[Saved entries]

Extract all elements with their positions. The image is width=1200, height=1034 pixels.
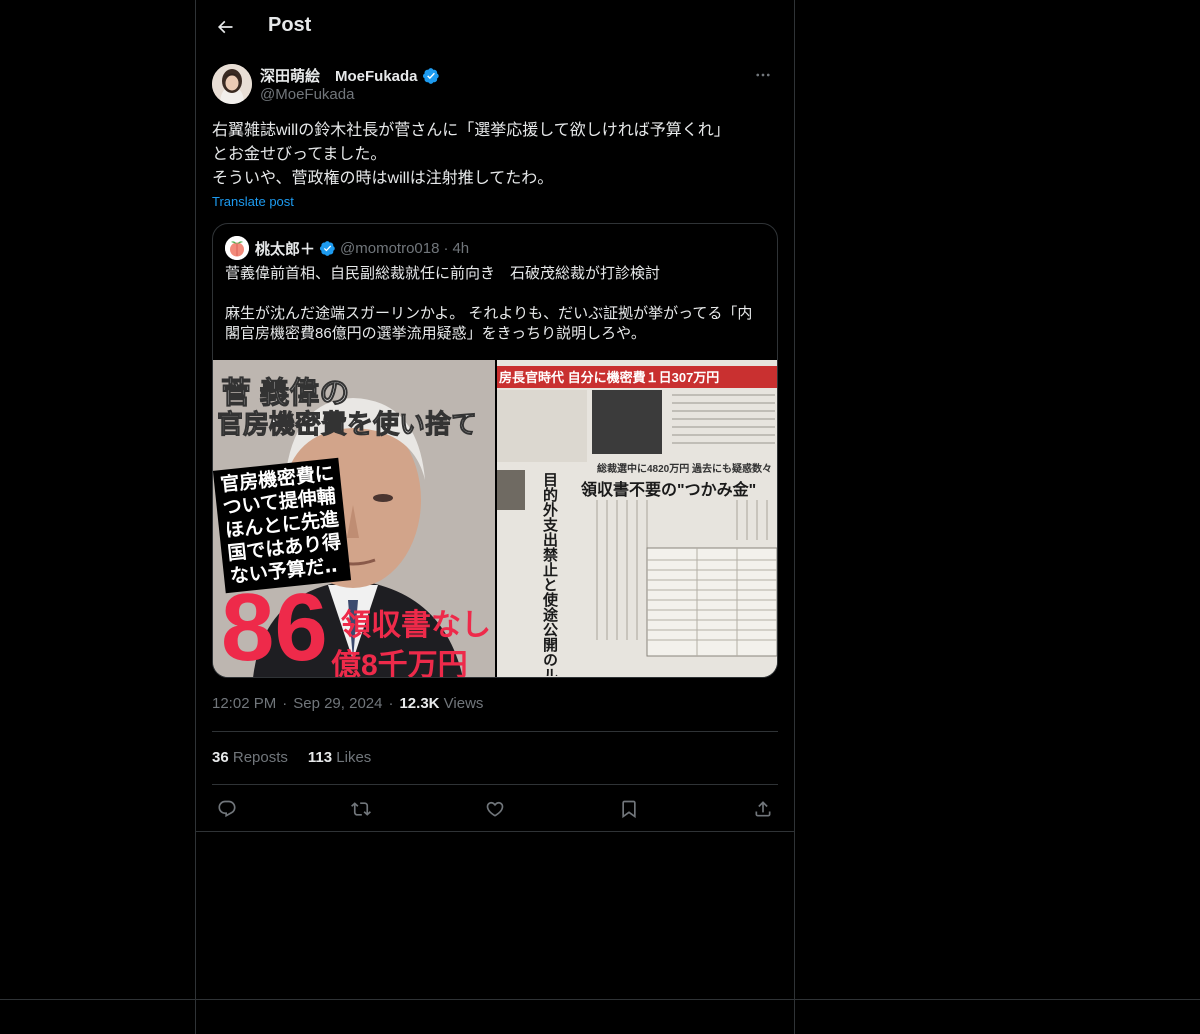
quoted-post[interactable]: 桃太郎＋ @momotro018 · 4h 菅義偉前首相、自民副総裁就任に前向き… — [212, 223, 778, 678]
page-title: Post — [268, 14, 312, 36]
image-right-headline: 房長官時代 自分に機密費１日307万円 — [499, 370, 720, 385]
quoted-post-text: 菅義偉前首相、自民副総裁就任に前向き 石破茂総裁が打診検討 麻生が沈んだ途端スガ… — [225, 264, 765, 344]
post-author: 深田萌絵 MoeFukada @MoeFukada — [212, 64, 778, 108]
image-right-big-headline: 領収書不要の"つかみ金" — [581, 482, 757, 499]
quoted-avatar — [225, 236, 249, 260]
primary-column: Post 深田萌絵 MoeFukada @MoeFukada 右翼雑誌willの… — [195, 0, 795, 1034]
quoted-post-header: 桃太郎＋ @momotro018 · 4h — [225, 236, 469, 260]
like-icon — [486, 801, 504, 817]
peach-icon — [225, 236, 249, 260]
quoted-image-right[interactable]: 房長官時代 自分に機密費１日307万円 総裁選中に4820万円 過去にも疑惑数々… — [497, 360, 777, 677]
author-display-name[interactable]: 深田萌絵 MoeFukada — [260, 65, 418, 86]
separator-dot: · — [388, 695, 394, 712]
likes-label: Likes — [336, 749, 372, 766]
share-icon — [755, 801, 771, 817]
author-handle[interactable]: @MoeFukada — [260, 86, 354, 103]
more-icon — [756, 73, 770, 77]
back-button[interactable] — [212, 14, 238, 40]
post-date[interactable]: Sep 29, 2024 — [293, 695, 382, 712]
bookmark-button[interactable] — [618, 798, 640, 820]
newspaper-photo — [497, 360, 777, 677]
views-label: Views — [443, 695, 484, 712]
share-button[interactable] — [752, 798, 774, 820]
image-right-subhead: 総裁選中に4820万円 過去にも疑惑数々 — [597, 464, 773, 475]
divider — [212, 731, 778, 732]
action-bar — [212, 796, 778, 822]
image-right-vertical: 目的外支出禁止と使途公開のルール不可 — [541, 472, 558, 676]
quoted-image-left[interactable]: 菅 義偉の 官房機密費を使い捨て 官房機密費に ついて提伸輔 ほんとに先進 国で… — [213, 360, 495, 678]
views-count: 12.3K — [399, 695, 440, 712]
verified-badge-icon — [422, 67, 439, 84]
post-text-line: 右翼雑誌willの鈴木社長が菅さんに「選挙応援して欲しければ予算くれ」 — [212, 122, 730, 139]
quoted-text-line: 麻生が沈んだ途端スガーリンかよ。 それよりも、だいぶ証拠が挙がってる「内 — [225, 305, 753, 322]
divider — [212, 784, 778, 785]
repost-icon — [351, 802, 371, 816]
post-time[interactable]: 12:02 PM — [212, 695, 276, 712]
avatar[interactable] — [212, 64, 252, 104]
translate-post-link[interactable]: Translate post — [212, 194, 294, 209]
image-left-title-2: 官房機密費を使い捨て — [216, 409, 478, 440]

• WRITTEN PROBLEM:
Could you give every line of the records above as a JSON list of strings, one string per line, leaving out blank lines and the pictures?

• RESPONSE TO THIS TASK:
[
  "Extract all elements with their positions. The image is width=1200, height=1034 pixels.",
  "quoted-post[interactable]: 桃太郎＋ @momotro018 · 4h 菅義偉前首相、自民副総裁就任に前向き… — [212, 223, 778, 678]",
  "page-title: Post — [268, 14, 312, 36]",
  "image-right-headline: 房長官時代 自分に機密費１日307万円 — [499, 370, 720, 385]",
  "quoted-post-text: 菅義偉前首相、自民副総裁就任に前向き 石破茂総裁が打診検討 麻生が沈んだ途端スガ… — [225, 264, 765, 344]",
  "post-author: 深田萌絵 MoeFukada @MoeFukada — [212, 64, 778, 108]",
  "image-right-big-headline: 領収書不要の\"つかみ金\" — [581, 482, 757, 499]",
  "quoted-avatar — [225, 236, 249, 260]",
  "primary-column: Post 深田萌絵 MoeFukada @MoeFukada 右翼雑誌willの… — [195, 0, 795, 1034]",
  "quoted-post-header: 桃太郎＋ @momotro018 · 4h — [225, 236, 469, 260]",
  "like-icon — [486, 801, 504, 817]",
  "peach-icon — [225, 236, 249, 260]",
  "quoted-image-right[interactable]: 房長官時代 自分に機密費１日307万円 総裁選中に4820万円 過去にも疑惑数々… — [497, 360, 777, 677]",
  "author-display-name[interactable]: 深田萌絵 MoeFukada — [260, 65, 418, 86]",
  "separator-dot: · — [388, 695, 394, 712]",
  "likes-label: Likes — [336, 749, 372, 766]",
  "share-icon — [755, 801, 771, 817]",
  "author-handle[interactable]: @MoeFukada — [260, 86, 354, 103]",
  "more-icon — [756, 73, 770, 77]",
  "back-button[interactable] — [212, 14, 238, 40]",
  "post-date[interactable]: Sep 29, 2024 — [293, 695, 382, 712]",
  "bookmark-button[interactable] — [618, 798, 640, 820]",
  "newspaper-photo — [497, 360, 777, 677]",
  "views-label: Views — [443, 695, 484, 712]",
  "share-button[interactable] — [752, 798, 774, 820]",
  "image-right-subhead: 総裁選中に4820万円 過去にも疑惑数々 — [597, 464, 773, 475]",
  "divider — [212, 731, 778, 732]",
  "action-bar — [212, 796, 778, 822]",
  "image-right-vertical: 目的外支出禁止と使途公開のルール不可 — [541, 472, 558, 676]",
  "quoted-image-left[interactable]: 菅 義偉の 官房機密費を使い捨て 官房機密費に ついて提伸輔 ほんとに先進 国で… — [213, 360, 495, 678]",
  "views-count: 12.3K — [399, 695, 440, 712]",
  "verified-badge-icon — [422, 67, 439, 84]",
  "post-text-line: 右翼雑誌willの鈴木社長が菅さんに「選挙応援して欲しければ予算くれ」 — [212, 122, 730, 139]",
  "quoted-text-line: 麻生が沈んだ途端スガーリンかよ。 それよりも、だいぶ証拠が挙がってる「内 — [225, 305, 753, 322]",
  "divider — [212, 784, 778, 785]",
  "repost-icon — [351, 802, 371, 816]",
  "post-time[interactable]: 12:02 PM — [212, 695, 276, 712]",
  "avatar[interactable] — [212, 64, 252, 104]",
  "translate-post-link[interactable]: Translate post — [212, 194, 294, 209]",
  "image-left-title-2: 官房機密費を使い捨て — [216, 409, 478, 440]"
]